>> Start

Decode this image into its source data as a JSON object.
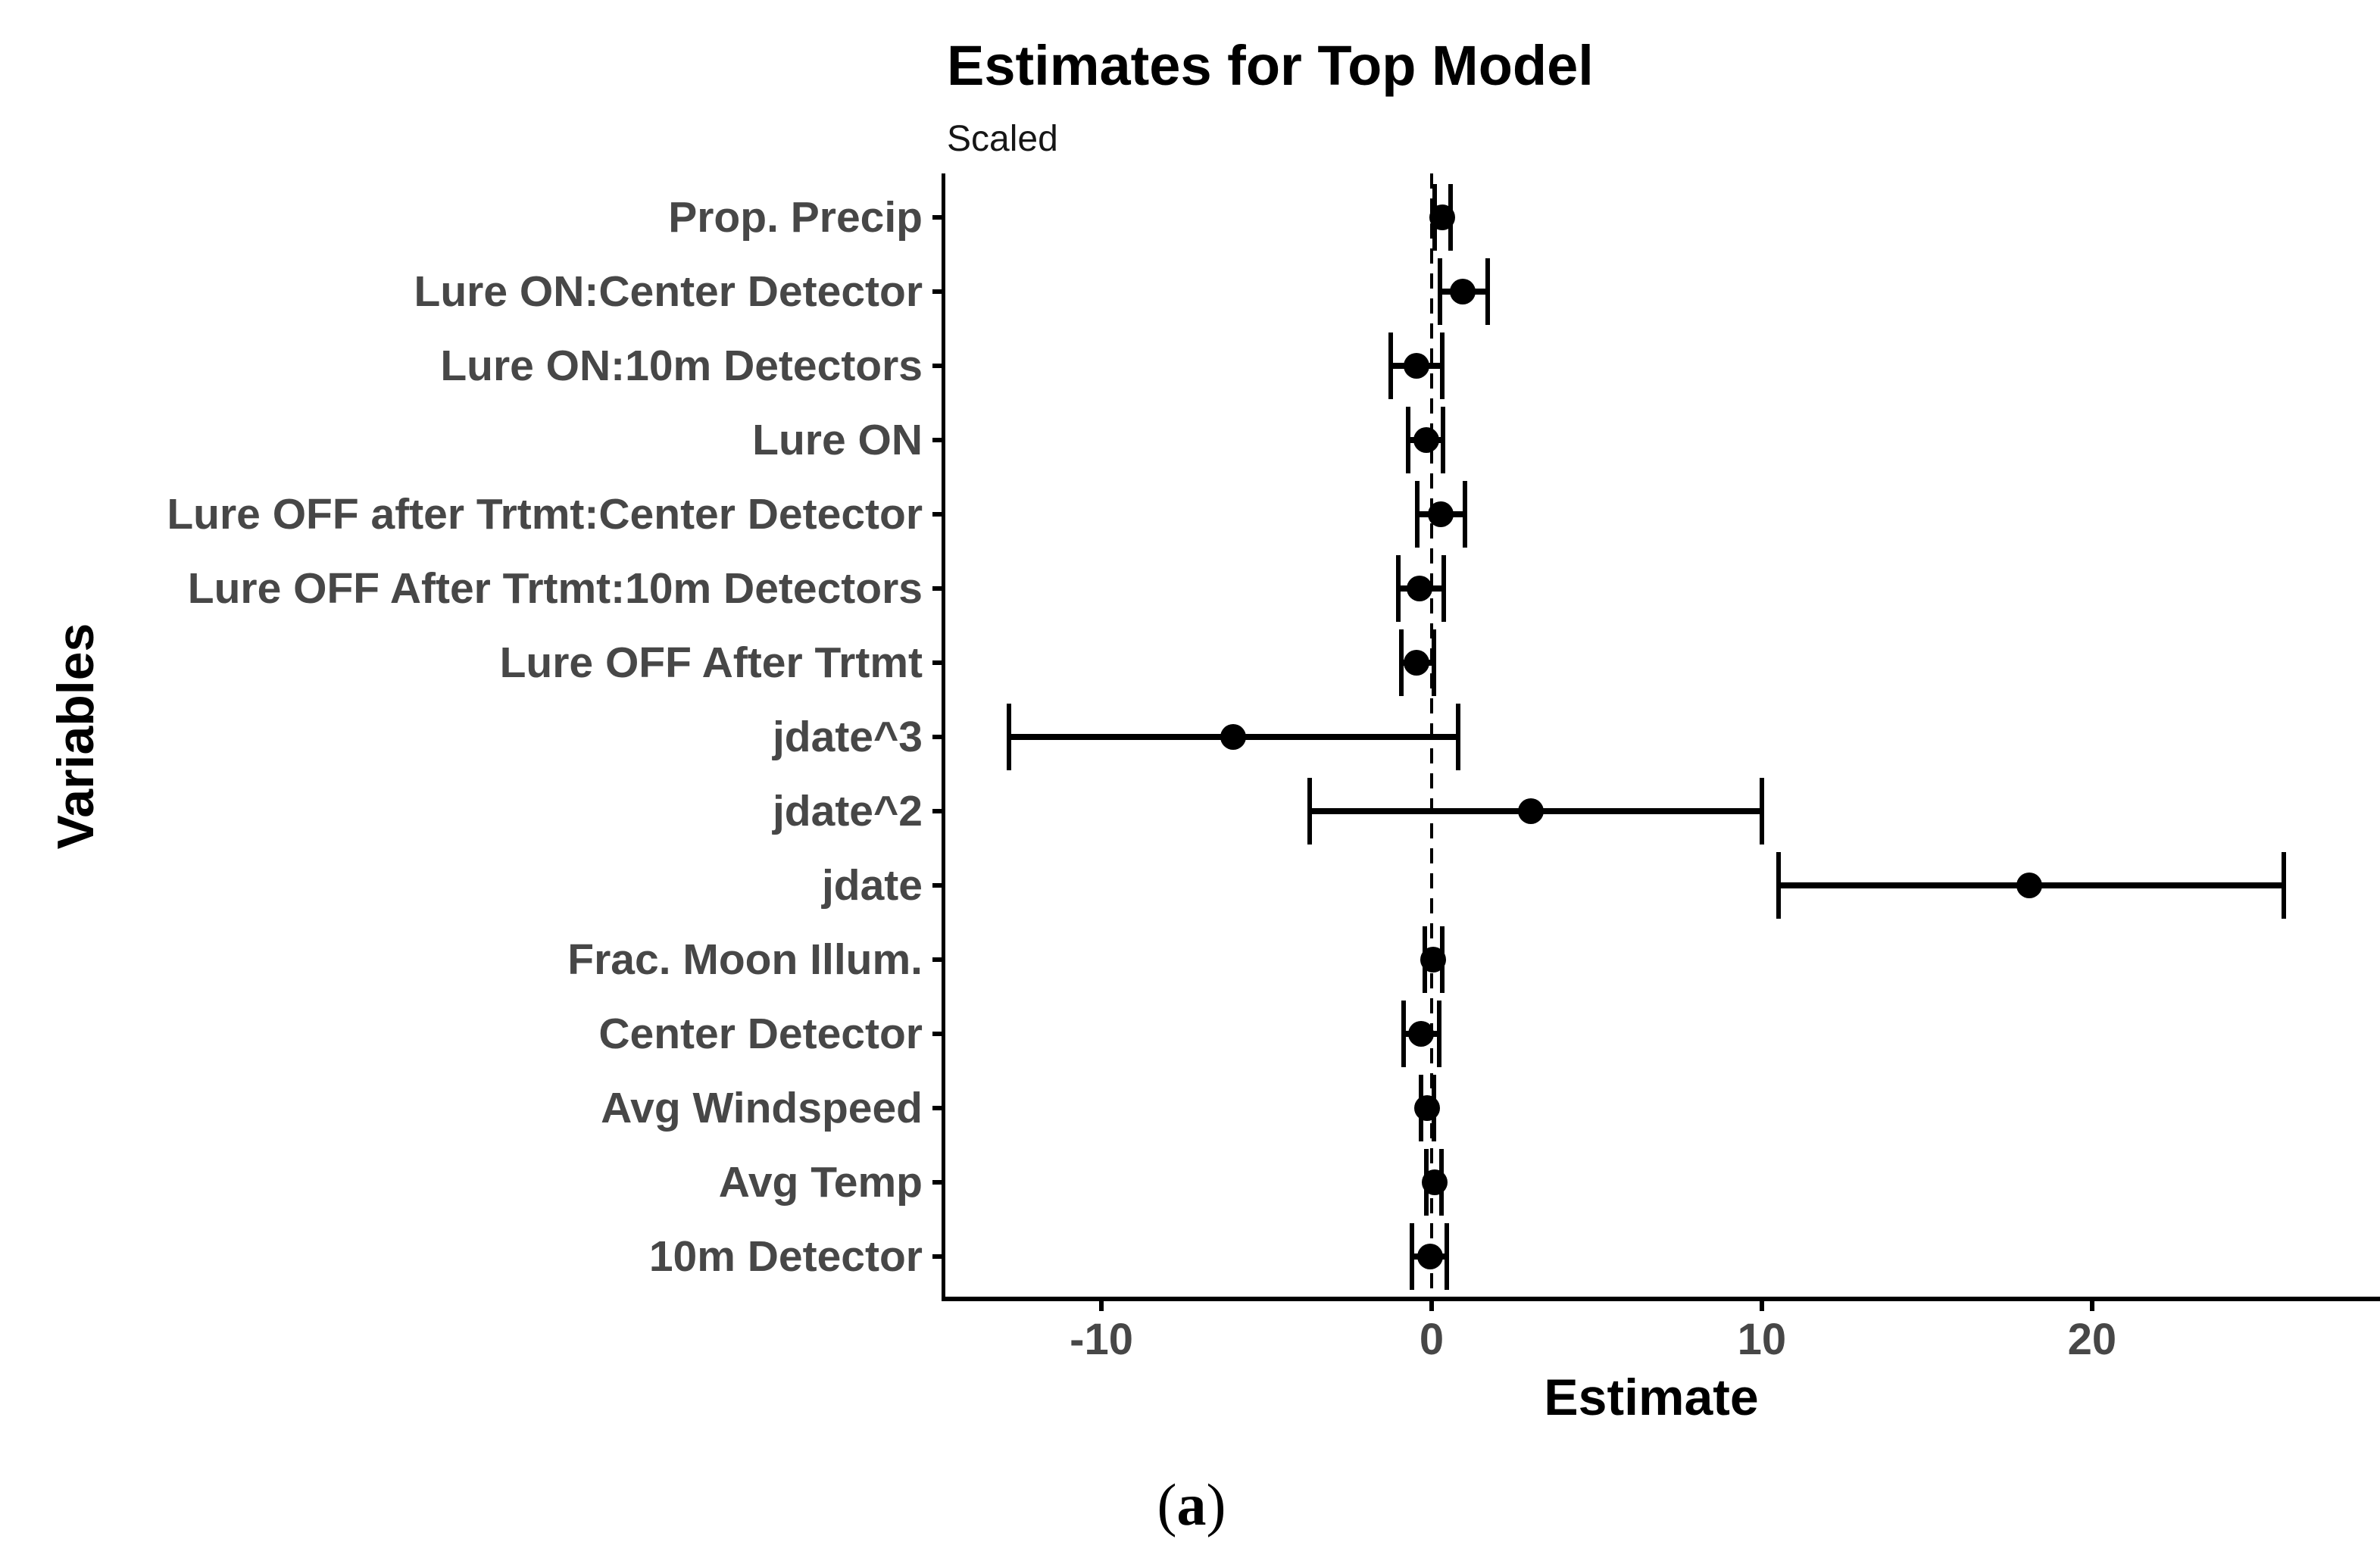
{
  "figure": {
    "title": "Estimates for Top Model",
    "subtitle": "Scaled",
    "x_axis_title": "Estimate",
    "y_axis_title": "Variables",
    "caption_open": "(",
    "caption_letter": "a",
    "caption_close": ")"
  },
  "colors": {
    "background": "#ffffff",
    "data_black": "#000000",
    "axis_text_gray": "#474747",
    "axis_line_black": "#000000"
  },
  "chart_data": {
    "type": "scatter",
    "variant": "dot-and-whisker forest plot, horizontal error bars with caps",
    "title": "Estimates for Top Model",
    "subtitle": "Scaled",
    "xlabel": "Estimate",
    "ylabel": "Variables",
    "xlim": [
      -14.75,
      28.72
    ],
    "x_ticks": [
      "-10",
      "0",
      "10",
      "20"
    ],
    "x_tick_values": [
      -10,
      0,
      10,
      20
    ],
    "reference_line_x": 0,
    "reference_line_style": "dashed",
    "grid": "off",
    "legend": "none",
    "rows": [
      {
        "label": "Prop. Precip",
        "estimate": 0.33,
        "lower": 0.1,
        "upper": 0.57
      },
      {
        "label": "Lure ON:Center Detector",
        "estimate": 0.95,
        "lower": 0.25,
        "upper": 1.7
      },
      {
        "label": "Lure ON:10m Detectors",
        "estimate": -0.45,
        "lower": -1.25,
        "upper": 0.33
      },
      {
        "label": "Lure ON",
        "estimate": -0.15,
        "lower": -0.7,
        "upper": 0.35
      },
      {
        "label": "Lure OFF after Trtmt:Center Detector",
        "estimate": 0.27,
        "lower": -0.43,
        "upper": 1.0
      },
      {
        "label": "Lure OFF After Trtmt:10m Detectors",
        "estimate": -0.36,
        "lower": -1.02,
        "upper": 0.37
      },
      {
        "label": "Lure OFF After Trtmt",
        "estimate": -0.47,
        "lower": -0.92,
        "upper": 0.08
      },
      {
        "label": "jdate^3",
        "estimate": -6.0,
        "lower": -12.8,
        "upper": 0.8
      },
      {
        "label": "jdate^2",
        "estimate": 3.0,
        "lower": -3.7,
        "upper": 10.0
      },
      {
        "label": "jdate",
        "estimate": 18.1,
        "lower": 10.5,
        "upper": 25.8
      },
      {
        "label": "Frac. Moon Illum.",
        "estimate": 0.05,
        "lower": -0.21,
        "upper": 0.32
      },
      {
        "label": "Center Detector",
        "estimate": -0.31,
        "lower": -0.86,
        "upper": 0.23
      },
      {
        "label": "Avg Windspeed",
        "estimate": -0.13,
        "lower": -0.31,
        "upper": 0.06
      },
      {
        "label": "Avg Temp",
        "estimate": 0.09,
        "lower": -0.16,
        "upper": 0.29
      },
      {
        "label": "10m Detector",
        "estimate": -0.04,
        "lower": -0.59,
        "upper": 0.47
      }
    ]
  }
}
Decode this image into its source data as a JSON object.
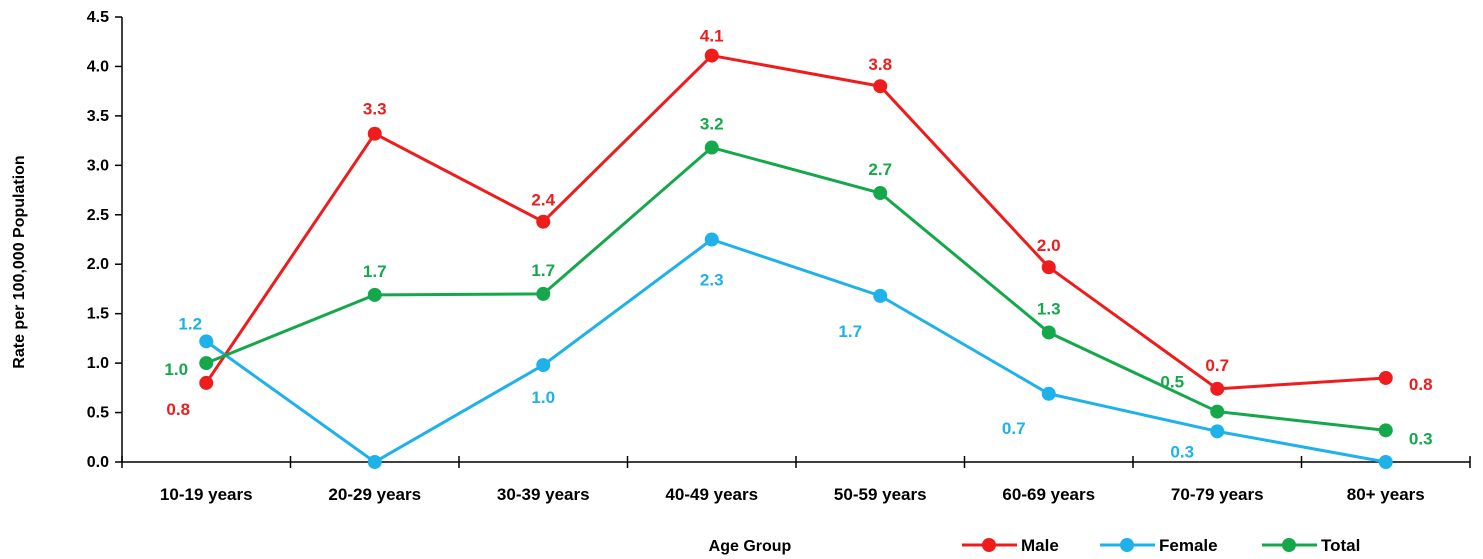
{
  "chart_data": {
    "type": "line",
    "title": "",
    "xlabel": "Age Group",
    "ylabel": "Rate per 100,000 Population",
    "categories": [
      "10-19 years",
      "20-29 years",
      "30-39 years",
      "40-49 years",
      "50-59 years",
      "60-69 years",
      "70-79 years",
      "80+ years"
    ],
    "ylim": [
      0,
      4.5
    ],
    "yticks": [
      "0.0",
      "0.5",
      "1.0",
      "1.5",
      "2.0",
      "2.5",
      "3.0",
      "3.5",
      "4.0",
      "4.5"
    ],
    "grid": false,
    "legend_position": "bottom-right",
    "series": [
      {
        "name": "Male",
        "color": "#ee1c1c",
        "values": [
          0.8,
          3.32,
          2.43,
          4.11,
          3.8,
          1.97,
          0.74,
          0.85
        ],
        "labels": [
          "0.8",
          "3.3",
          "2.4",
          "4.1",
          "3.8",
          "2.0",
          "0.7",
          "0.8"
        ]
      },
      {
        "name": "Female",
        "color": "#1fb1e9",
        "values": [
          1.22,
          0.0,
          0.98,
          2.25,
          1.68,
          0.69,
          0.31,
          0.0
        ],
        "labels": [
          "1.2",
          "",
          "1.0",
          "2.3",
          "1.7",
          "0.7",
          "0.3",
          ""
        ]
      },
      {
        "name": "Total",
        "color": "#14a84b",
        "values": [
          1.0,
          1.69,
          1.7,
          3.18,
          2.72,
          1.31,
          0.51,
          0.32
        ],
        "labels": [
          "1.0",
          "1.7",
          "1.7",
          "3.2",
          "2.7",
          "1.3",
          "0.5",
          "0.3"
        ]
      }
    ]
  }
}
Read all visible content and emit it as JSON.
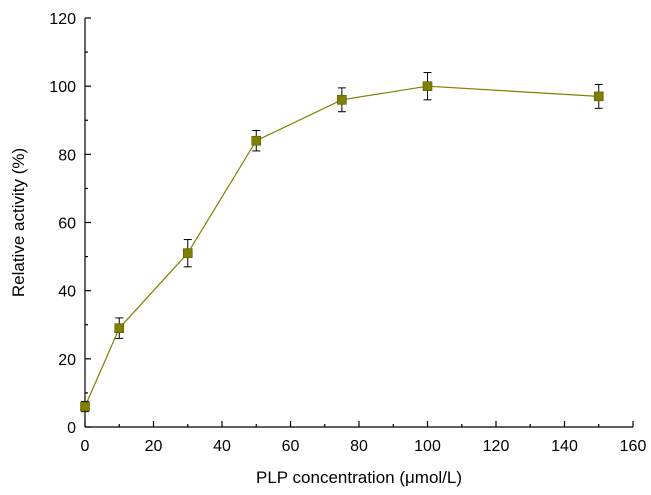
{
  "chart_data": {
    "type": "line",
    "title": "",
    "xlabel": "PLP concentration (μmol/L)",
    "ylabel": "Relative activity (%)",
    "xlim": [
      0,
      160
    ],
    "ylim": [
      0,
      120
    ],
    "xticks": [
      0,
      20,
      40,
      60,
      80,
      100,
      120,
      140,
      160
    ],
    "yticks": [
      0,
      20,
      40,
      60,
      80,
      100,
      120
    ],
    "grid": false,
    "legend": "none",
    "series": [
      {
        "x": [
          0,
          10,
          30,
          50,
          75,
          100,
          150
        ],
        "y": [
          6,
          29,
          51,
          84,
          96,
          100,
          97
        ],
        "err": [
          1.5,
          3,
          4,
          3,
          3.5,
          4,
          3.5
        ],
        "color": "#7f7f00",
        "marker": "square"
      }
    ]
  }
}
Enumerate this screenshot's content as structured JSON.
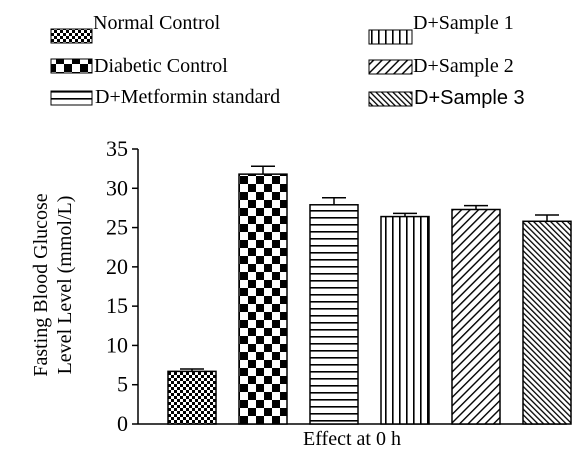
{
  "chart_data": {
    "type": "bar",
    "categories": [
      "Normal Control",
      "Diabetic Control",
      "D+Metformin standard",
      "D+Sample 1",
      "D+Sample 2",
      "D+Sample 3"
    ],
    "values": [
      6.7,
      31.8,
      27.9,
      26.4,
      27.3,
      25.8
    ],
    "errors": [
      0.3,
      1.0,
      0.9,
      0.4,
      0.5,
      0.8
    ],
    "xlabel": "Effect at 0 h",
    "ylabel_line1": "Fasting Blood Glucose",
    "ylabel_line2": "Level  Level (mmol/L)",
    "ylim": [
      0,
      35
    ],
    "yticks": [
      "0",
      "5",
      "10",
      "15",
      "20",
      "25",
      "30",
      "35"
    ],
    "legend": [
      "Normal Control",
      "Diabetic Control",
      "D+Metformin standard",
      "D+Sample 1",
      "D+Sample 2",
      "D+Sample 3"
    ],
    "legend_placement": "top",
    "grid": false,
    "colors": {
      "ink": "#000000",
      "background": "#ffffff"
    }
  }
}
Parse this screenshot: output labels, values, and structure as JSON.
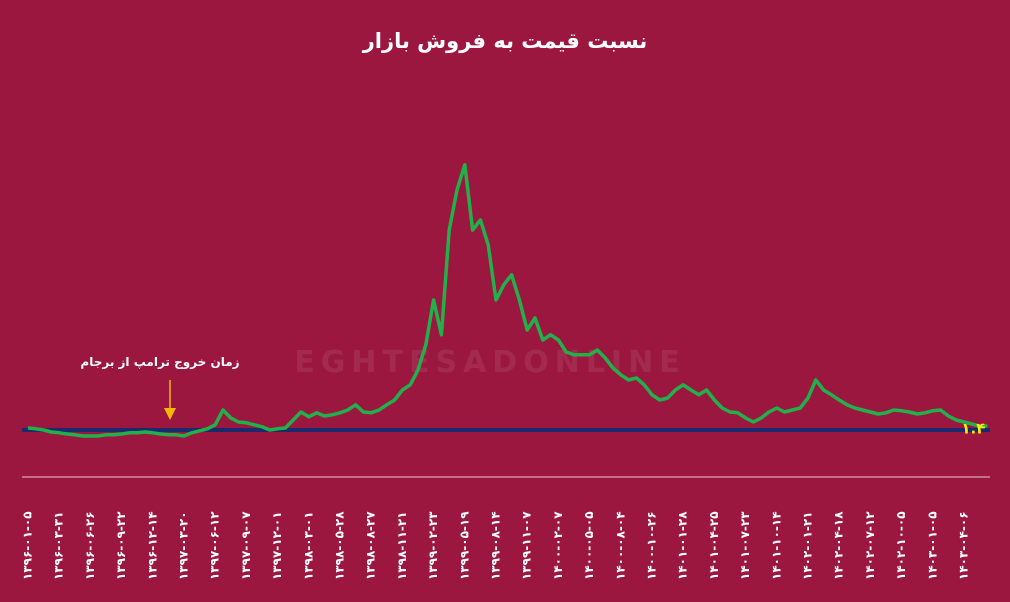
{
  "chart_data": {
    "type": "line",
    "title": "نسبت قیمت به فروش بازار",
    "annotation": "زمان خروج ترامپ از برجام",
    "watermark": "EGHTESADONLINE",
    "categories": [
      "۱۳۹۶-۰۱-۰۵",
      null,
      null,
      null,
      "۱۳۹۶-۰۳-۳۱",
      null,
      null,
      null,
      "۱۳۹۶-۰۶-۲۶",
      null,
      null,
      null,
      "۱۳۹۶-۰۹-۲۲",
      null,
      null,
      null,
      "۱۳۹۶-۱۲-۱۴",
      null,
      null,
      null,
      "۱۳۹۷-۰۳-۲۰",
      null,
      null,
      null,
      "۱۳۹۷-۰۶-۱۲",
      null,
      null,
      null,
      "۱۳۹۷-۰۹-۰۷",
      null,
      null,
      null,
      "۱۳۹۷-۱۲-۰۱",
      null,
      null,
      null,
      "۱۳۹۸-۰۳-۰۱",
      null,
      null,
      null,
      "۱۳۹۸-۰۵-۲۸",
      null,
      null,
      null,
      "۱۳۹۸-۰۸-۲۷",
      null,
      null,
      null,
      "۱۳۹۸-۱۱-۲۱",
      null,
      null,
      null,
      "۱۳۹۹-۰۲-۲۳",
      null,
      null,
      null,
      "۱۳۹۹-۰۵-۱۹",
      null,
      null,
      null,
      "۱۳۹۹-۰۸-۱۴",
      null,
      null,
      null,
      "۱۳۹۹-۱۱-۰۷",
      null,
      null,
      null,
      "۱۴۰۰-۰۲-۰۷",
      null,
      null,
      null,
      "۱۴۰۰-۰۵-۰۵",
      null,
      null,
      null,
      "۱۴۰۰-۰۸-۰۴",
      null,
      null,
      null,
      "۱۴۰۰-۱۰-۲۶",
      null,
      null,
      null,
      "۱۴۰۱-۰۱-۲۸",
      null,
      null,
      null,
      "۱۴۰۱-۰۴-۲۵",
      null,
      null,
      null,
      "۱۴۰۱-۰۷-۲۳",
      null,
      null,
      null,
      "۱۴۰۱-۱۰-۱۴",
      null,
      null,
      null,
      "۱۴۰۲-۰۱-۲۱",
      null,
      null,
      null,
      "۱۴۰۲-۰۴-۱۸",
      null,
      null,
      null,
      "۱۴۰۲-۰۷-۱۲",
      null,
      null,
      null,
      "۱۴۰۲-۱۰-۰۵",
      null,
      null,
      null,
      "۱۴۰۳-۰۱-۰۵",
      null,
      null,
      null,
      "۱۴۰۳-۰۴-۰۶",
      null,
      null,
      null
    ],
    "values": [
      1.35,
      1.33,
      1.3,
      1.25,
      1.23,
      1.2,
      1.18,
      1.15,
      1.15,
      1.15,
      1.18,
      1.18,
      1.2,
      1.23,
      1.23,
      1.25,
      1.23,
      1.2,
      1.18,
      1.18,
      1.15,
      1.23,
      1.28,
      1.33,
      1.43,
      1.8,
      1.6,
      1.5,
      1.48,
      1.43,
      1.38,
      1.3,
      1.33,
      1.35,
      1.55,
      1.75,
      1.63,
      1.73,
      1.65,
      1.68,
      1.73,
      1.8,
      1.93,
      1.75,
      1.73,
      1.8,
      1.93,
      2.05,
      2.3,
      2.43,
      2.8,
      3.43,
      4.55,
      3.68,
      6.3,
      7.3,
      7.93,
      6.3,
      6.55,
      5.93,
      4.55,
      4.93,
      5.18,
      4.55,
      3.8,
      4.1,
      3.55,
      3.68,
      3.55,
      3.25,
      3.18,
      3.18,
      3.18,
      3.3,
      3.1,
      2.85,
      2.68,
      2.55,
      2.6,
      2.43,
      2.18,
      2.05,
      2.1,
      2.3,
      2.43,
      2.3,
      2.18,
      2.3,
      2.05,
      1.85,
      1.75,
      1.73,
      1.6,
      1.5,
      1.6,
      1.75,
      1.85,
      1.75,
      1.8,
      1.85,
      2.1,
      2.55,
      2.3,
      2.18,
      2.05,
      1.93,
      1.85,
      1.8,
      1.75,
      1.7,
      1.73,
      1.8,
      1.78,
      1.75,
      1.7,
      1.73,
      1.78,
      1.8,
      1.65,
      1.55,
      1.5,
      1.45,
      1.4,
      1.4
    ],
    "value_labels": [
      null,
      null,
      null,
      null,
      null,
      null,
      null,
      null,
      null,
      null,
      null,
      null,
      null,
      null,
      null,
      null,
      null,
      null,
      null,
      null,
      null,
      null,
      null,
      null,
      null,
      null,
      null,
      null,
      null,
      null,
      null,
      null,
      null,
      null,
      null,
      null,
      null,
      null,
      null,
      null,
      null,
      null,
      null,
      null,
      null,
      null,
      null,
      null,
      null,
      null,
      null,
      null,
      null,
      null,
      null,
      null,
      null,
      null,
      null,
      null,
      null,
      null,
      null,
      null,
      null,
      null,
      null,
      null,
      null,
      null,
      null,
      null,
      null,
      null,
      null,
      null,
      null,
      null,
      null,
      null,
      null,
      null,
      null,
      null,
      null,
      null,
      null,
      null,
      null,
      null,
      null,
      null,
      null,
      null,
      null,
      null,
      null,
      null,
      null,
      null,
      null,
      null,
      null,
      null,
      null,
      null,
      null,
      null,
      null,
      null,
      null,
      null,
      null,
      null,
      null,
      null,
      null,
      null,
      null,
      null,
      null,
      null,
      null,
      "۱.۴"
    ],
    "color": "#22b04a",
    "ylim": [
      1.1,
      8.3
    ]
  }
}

>> End

▶ _Problem statement_
Go through the listing above and list every line that has the word "ffffff".

▶ _Exercise solution_
    "background": "#ffffff",
      "background": "#ffffff"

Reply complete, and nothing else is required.